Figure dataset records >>

----------

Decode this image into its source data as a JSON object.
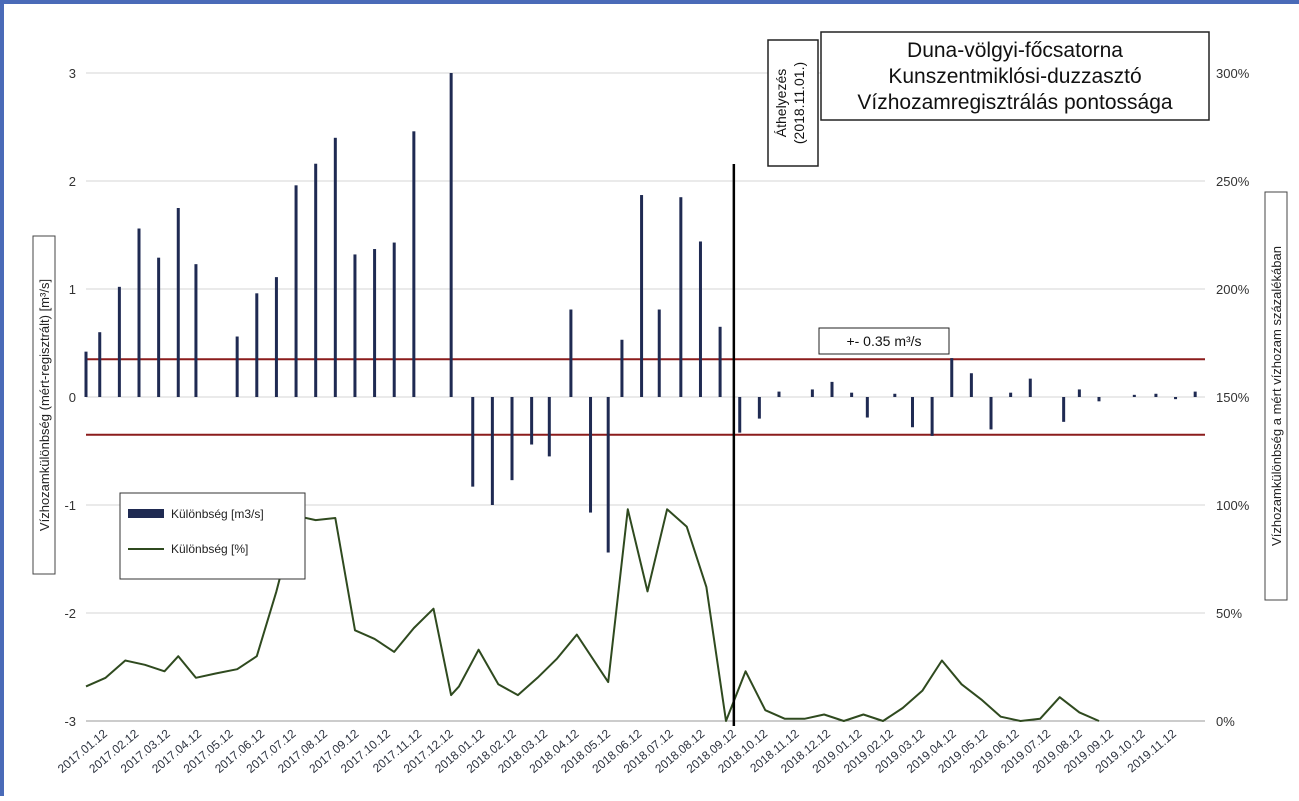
{
  "chart_data": {
    "type": "bar",
    "title_lines": [
      "Duna-völgyi-főcsatorna",
      "Kunszentmiklósi-duzzasztó",
      "Vízhozamregisztrálás pontossága"
    ],
    "ylabel_left": "Vízhozamkülönbség (mért-regisztrált) [m³/s]",
    "ylabel_right": "Vízhozamkülönbség a mért vízhozam százalékában",
    "ylim_left": [
      -3,
      3.3
    ],
    "yticks_left": [
      "3",
      "2",
      "1",
      "0",
      "-1",
      "-2",
      "-3"
    ],
    "ylim_right": [
      0,
      3.15
    ],
    "yticks_right": [
      "300%",
      "250%",
      "200%",
      "150%",
      "100%",
      "50%",
      "0%"
    ],
    "x_labels": [
      "2017.01.12",
      "2017.02.12",
      "2017.03.12",
      "2017.04.12",
      "2017.05.12",
      "2017.06.12",
      "2017.07.12",
      "2017.08.12",
      "2017.09.12",
      "2017.10.12",
      "2017.11.12",
      "2017.12.12",
      "2018.01.12",
      "2018.02.12",
      "2018.03.12",
      "2018.04.12",
      "2018.05.12",
      "2018.06.12",
      "2018.07.12",
      "2018.08.12",
      "2018.09.12",
      "2018.10.12",
      "2018.11.12",
      "2018.12.12",
      "2019.01.12",
      "2019.02.12",
      "2019.03.12",
      "2019.04.12",
      "2019.05.12",
      "2019.06.12",
      "2019.07.12",
      "2019.08.12",
      "2019.09.12",
      "2019.10.12",
      "2019.11.12"
    ],
    "bars": {
      "name": "Különbség [m3/s]",
      "color": "#1f2a52",
      "x": [
        0,
        0.7,
        1.7,
        2.7,
        3.7,
        4.7,
        5.6,
        7.7,
        8.7,
        9.7,
        10.7,
        11.7,
        12.7,
        13.7,
        14.7,
        15.7,
        16.7,
        18.6,
        19.7,
        20.7,
        21.7,
        22.7,
        23.6,
        24.7,
        25.7,
        26.6,
        27.3,
        28.3,
        29.2,
        30.3,
        31.3,
        32.3,
        33.3,
        34.3,
        35.3,
        37.0,
        38.0,
        39.0,
        39.8,
        41.2,
        42.1,
        43.1,
        44.1,
        45.1,
        46.1,
        47.1,
        48.1,
        49.8,
        50.6,
        51.6,
        53.4,
        54.5,
        55.5,
        56.5
      ],
      "values": [
        0.42,
        0.6,
        1.02,
        1.56,
        1.29,
        1.75,
        1.23,
        0.56,
        0.96,
        1.11,
        1.96,
        2.16,
        2.4,
        1.32,
        1.37,
        1.43,
        2.46,
        3.0,
        -0.83,
        -1.0,
        -0.77,
        -0.44,
        -0.55,
        0.81,
        -1.07,
        -1.44,
        0.53,
        1.87,
        0.81,
        1.85,
        1.44,
        0.65,
        -0.33,
        -0.2,
        0.05,
        0.07,
        0.14,
        0.04,
        -0.19,
        0.03,
        -0.28,
        -0.36,
        0.36,
        0.22,
        -0.3,
        0.04,
        0.17,
        -0.23,
        0.07,
        -0.04,
        0.02,
        0.03,
        -0.02,
        0.05
      ]
    },
    "line": {
      "name": "Különbség [%]",
      "color": "#2f4a1f",
      "x": [
        0,
        1.0,
        2.0,
        3.0,
        4.0,
        4.7,
        5.6,
        6.6,
        7.7,
        8.7,
        9.7,
        10.7,
        11.7,
        12.7,
        13.7,
        14.7,
        15.7,
        16.7,
        17.7,
        18.6,
        19.0,
        20.0,
        21.0,
        22.0,
        23.0,
        24.0,
        25.0,
        26.6,
        27.6,
        28.6,
        29.6,
        30.6,
        31.6,
        32.6,
        33.6,
        34.6,
        35.6,
        36.6,
        37.6,
        38.6,
        39.6,
        40.6,
        41.6,
        42.6,
        43.6,
        44.6,
        45.6,
        46.6,
        47.6,
        48.6,
        49.6,
        50.6,
        51.6
      ],
      "values": [
        0.16,
        0.2,
        0.28,
        0.26,
        0.23,
        0.3,
        0.2,
        0.22,
        0.24,
        0.3,
        0.6,
        0.95,
        0.93,
        0.94,
        0.42,
        0.38,
        0.32,
        0.43,
        0.52,
        0.12,
        0.16,
        0.33,
        0.17,
        0.12,
        0.2,
        0.29,
        0.4,
        0.18,
        0.98,
        0.6,
        0.98,
        0.9,
        0.62,
        0.0,
        0.23,
        0.05,
        0.01,
        0.01,
        0.03,
        0.0,
        0.03,
        0.0,
        0.06,
        0.14,
        0.28,
        0.17,
        0.1,
        0.02,
        0.0,
        0.01,
        0.11,
        0.04,
        0.0
      ]
    },
    "threshold_lines": {
      "values": [
        0.35,
        -0.35
      ],
      "color": "#8b1c1c",
      "label": "+- 0.35 m³/s"
    },
    "marker": {
      "label_line1": "Áthelyezés",
      "label_line2": "(2018.11.01.)",
      "x": 33.0
    },
    "legend": {
      "placement": "center-left"
    },
    "grid": true
  }
}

----------

Stated task >> The data above needs to be retyped exactly, with the images left out.

Answer for this exercise >>
Decode this image into its source data as a JSON object.
{
  "chart_data": {
    "type": "bar",
    "title_lines": [
      "Duna-völgyi-főcsatorna",
      "Kunszentmiklósi-duzzasztó",
      "Vízhozamregisztrálás pontossága"
    ],
    "ylabel_left": "Vízhozamkülönbség (mért-regisztrált) [m³/s]",
    "ylabel_right": "Vízhozamkülönbség a mért vízhozam százalékában",
    "ylim_left": [
      -3,
      3.3
    ],
    "yticks_left": [
      "3",
      "2",
      "1",
      "0",
      "-1",
      "-2",
      "-3"
    ],
    "ylim_right": [
      0,
      3.15
    ],
    "yticks_right": [
      "300%",
      "250%",
      "200%",
      "150%",
      "100%",
      "50%",
      "0%"
    ],
    "x_labels": [
      "2017.01.12",
      "2017.02.12",
      "2017.03.12",
      "2017.04.12",
      "2017.05.12",
      "2017.06.12",
      "2017.07.12",
      "2017.08.12",
      "2017.09.12",
      "2017.10.12",
      "2017.11.12",
      "2017.12.12",
      "2018.01.12",
      "2018.02.12",
      "2018.03.12",
      "2018.04.12",
      "2018.05.12",
      "2018.06.12",
      "2018.07.12",
      "2018.08.12",
      "2018.09.12",
      "2018.10.12",
      "2018.11.12",
      "2018.12.12",
      "2019.01.12",
      "2019.02.12",
      "2019.03.12",
      "2019.04.12",
      "2019.05.12",
      "2019.06.12",
      "2019.07.12",
      "2019.08.12",
      "2019.09.12",
      "2019.10.12",
      "2019.11.12"
    ],
    "bars": {
      "name": "Különbség [m3/s]",
      "color": "#1f2a52",
      "x": [
        0,
        0.7,
        1.7,
        2.7,
        3.7,
        4.7,
        5.6,
        7.7,
        8.7,
        9.7,
        10.7,
        11.7,
        12.7,
        13.7,
        14.7,
        15.7,
        16.7,
        18.6,
        19.7,
        20.7,
        21.7,
        22.7,
        23.6,
        24.7,
        25.7,
        26.6,
        27.3,
        28.3,
        29.2,
        30.3,
        31.3,
        32.3,
        33.3,
        34.3,
        35.3,
        37.0,
        38.0,
        39.0,
        39.8,
        41.2,
        42.1,
        43.1,
        44.1,
        45.1,
        46.1,
        47.1,
        48.1,
        49.8,
        50.6,
        51.6,
        53.4,
        54.5,
        55.5,
        56.5
      ],
      "values": [
        0.42,
        0.6,
        1.02,
        1.56,
        1.29,
        1.75,
        1.23,
        0.56,
        0.96,
        1.11,
        1.96,
        2.16,
        2.4,
        1.32,
        1.37,
        1.43,
        2.46,
        3.0,
        -0.83,
        -1.0,
        -0.77,
        -0.44,
        -0.55,
        0.81,
        -1.07,
        -1.44,
        0.53,
        1.87,
        0.81,
        1.85,
        1.44,
        0.65,
        -0.33,
        -0.2,
        0.05,
        0.07,
        0.14,
        0.04,
        -0.19,
        0.03,
        -0.28,
        -0.36,
        0.36,
        0.22,
        -0.3,
        0.04,
        0.17,
        -0.23,
        0.07,
        -0.04,
        0.02,
        0.03,
        -0.02,
        0.05
      ]
    },
    "line": {
      "name": "Különbség [%]",
      "color": "#2f4a1f",
      "x": [
        0,
        1.0,
        2.0,
        3.0,
        4.0,
        4.7,
        5.6,
        6.6,
        7.7,
        8.7,
        9.7,
        10.7,
        11.7,
        12.7,
        13.7,
        14.7,
        15.7,
        16.7,
        17.7,
        18.6,
        19.0,
        20.0,
        21.0,
        22.0,
        23.0,
        24.0,
        25.0,
        26.6,
        27.6,
        28.6,
        29.6,
        30.6,
        31.6,
        32.6,
        33.6,
        34.6,
        35.6,
        36.6,
        37.6,
        38.6,
        39.6,
        40.6,
        41.6,
        42.6,
        43.6,
        44.6,
        45.6,
        46.6,
        47.6,
        48.6,
        49.6,
        50.6,
        51.6
      ],
      "values": [
        0.16,
        0.2,
        0.28,
        0.26,
        0.23,
        0.3,
        0.2,
        0.22,
        0.24,
        0.3,
        0.6,
        0.95,
        0.93,
        0.94,
        0.42,
        0.38,
        0.32,
        0.43,
        0.52,
        0.12,
        0.16,
        0.33,
        0.17,
        0.12,
        0.2,
        0.29,
        0.4,
        0.18,
        0.98,
        0.6,
        0.98,
        0.9,
        0.62,
        0.0,
        0.23,
        0.05,
        0.01,
        0.01,
        0.03,
        0.0,
        0.03,
        0.0,
        0.06,
        0.14,
        0.28,
        0.17,
        0.1,
        0.02,
        0.0,
        0.01,
        0.11,
        0.04,
        0.0
      ]
    },
    "threshold_lines": {
      "values": [
        0.35,
        -0.35
      ],
      "color": "#8b1c1c",
      "label": "+- 0.35 m³/s"
    },
    "marker": {
      "label_line1": "Áthelyezés",
      "label_line2": "(2018.11.01.)",
      "x": 33.0
    },
    "legend": {
      "placement": "center-left"
    },
    "grid": true
  }
}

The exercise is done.